LISTED RECORDS

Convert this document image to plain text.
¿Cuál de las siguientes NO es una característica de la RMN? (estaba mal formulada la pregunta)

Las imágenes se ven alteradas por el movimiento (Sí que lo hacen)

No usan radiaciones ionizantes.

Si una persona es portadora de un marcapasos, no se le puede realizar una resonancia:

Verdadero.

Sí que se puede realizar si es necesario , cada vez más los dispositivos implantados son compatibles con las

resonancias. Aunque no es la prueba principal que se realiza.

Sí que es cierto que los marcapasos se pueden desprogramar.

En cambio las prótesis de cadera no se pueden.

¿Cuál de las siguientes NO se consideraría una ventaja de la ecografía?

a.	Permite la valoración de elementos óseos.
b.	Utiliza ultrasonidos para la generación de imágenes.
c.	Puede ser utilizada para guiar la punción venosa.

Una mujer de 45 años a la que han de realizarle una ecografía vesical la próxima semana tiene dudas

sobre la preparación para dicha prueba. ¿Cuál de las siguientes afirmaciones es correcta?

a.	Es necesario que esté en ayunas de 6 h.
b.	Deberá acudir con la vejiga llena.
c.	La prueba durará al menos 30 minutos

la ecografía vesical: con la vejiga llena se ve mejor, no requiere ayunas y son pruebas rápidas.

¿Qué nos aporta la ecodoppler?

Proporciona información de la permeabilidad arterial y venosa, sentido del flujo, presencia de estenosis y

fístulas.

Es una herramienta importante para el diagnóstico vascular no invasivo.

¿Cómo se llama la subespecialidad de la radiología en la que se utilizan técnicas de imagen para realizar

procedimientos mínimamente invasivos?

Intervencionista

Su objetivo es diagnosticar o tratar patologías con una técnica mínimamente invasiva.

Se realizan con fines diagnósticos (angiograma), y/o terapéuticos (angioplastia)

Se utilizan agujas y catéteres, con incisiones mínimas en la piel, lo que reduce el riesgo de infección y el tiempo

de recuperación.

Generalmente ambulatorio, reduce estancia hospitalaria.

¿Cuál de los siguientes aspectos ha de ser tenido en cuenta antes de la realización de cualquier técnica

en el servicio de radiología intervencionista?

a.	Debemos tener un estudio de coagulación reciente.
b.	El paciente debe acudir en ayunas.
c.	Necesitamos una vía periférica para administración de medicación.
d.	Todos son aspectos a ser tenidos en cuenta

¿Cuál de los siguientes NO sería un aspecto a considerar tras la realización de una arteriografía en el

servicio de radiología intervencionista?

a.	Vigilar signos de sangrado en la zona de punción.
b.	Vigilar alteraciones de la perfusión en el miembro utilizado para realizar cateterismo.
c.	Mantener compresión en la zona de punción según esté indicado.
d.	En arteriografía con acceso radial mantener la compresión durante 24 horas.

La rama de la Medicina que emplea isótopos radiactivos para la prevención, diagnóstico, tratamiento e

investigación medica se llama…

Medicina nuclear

HOW TO COMPLETE THIS TASK
When the material above has been read, copy all of it exactly.

ANSWER TO THE PROBLEM
Convert this document image to plain text.
¿Cuál de las siguientes NO es una característica de la RMN? (estaba mal formulada la pregunta)

Las imágenes se ven alteradas por el movimiento (Sí que lo hacen)

No usan radiaciones ionizantes.

Si una persona es portadora de un marcapasos, no se le puede realizar una resonancia:

Verdadero.

Sí que se puede realizar si es necesario , cada vez más los dispositivos implantados son compatibles con las

resonancias. Aunque no es la prueba principal que se realiza.

Sí que es cierto que los marcapasos se pueden desprogramar.

En cambio las prótesis de cadera no se pueden.

¿Cuál de las siguientes NO se consideraría una ventaja de la ecografía?

a.	Permite la valoración de elementos óseos.
b.	Utiliza ultrasonidos para la generación de imágenes.
c.	Puede ser utilizada para guiar la punción venosa.

Una mujer de 45 años a la que han de realizarle una ecografía vesical la próxima semana tiene dudas

sobre la preparación para dicha prueba. ¿Cuál de las siguientes afirmaciones es correcta?

a.	Es necesario que esté en ayunas de 6 h.
b.	Deberá acudir con la vejiga llena.
c.	La prueba durará al menos 30 minutos

la ecografía vesical: con la vejiga llena se ve mejor, no requiere ayunas y son pruebas rápidas.

¿Qué nos aporta la ecodoppler?

Proporciona información de la permeabilidad arterial y venosa, sentido del flujo, presencia de estenosis y

fístulas.

Es una herramienta importante para el diagnóstico vascular no invasivo.

¿Cómo se llama la subespecialidad de la radiología en la que se utilizan técnicas de imagen para realizar

procedimientos mínimamente invasivos?

Intervencionista

Su objetivo es diagnosticar o tratar patologías con una técnica mínimamente invasiva.

Se realizan con fines diagnósticos (angiograma), y/o terapéuticos (angioplastia)

Se utilizan agujas y catéteres, con incisiones mínimas en la piel, lo que reduce el riesgo de infección y el tiempo

de recuperación.

Generalmente ambulatorio, reduce estancia hospitalaria.

¿Cuál de los siguientes aspectos ha de ser tenido en cuenta antes de la realización de cualquier técnica

en el servicio de radiología intervencionista?

a.	Debemos tener un estudio de coagulación reciente.
b.	El paciente debe acudir en ayunas.
c.	Necesitamos una vía periférica para administración de medicación.
d.	Todos son aspectos a ser tenidos en cuenta

¿Cuál de los siguientes NO sería un aspecto a considerar tras la realización de una arteriografía en el

servicio de radiología intervencionista?

a.	Vigilar signos de sangrado en la zona de punción.
b.	Vigilar alteraciones de la perfusión en el miembro utilizado para realizar cateterismo.
c.	Mantener compresión en la zona de punción según esté indicado.
d.	En arteriografía con acceso radial mantener la compresión durante 24 horas.

La rama de la Medicina que emplea isótopos radiactivos para la prevención, diagnóstico, tratamiento e

investigación medica se llama…

Medicina nuclear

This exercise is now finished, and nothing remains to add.